**What is required**. Every record must be repeated exactly, with no omission.

[start Data supplied]

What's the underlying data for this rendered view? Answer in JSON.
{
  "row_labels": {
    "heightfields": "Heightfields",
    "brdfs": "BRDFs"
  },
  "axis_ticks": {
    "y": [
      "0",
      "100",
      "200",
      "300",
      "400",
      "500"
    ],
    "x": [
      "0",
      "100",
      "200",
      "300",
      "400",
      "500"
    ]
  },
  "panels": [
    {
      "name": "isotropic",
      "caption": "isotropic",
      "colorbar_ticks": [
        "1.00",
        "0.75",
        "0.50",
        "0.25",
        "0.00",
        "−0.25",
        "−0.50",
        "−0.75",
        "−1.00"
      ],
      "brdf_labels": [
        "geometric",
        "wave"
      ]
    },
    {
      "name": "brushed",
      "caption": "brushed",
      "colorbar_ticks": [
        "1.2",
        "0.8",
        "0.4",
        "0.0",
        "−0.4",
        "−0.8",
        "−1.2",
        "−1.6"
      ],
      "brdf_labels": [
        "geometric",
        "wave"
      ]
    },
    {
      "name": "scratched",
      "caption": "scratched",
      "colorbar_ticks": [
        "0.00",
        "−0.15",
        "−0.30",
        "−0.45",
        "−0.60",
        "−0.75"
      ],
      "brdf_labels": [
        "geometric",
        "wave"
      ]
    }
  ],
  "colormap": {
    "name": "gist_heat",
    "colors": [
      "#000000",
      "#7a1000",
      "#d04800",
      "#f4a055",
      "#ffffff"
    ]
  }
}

[end Data supplied]

**Result of the task**.
What's the underlying data for this rendered view? Answer in JSON.
{
  "row_labels": {
    "heightfields": "Heightfields",
    "brdfs": "BRDFs"
  },
  "axis_ticks": {
    "y": [
      "0",
      "100",
      "200",
      "300",
      "400",
      "500"
    ],
    "x": [
      "0",
      "100",
      "200",
      "300",
      "400",
      "500"
    ]
  },
  "panels": [
    {
      "name": "isotropic",
      "caption": "isotropic",
      "colorbar_ticks": [
        "1.00",
        "0.75",
        "0.50",
        "0.25",
        "0.00",
        "−0.25",
        "−0.50",
        "−0.75",
        "−1.00"
      ],
      "brdf_labels": [
        "geometric",
        "wave"
      ]
    },
    {
      "name": "brushed",
      "caption": "brushed",
      "colorbar_ticks": [
        "1.2",
        "0.8",
        "0.4",
        "0.0",
        "−0.4",
        "−0.8",
        "−1.2",
        "−1.6"
      ],
      "brdf_labels": [
        "geometric",
        "wave"
      ]
    },
    {
      "name": "scratched",
      "caption": "scratched",
      "colorbar_ticks": [
        "0.00",
        "−0.15",
        "−0.30",
        "−0.45",
        "−0.60",
        "−0.75"
      ],
      "brdf_labels": [
        "geometric",
        "wave"
      ]
    }
  ],
  "colormap": {
    "name": "gist_heat",
    "colors": [
      "#000000",
      "#7a1000",
      "#d04800",
      "#f4a055",
      "#ffffff"
    ]
  }
}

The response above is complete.